Input.
——
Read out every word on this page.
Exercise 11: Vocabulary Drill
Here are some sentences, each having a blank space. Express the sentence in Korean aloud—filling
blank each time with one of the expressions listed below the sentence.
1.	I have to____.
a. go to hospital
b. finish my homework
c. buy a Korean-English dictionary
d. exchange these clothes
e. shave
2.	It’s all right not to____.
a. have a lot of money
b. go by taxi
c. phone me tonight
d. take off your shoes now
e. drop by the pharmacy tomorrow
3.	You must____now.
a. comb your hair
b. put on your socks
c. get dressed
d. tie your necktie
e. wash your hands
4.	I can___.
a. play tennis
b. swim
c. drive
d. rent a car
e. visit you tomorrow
——
Reproduce every record above exactly as it appears.

Finished exercise.
Read out every word on this page.
Exercise 11: Vocabulary Drill
Here are some sentences, each having a blank space. Express the sentence in Korean aloud—filling
blank each time with one of the expressions listed below the sentence.
1.	I have to____.
a. go to hospital
b. finish my homework
c. buy a Korean-English dictionary
d. exchange these clothes
e. shave
2.	It’s all right not to____.
a. have a lot of money
b. go by taxi
c. phone me tonight
d. take off your shoes now
e. drop by the pharmacy tomorrow
3.	You must____now.
a. comb your hair
b. put on your socks
c. get dressed
d. tie your necktie
e. wash your hands
4.	I can___.
a. play tennis
b. swim
c. drive
d. rent a car
e. visit you tomorrow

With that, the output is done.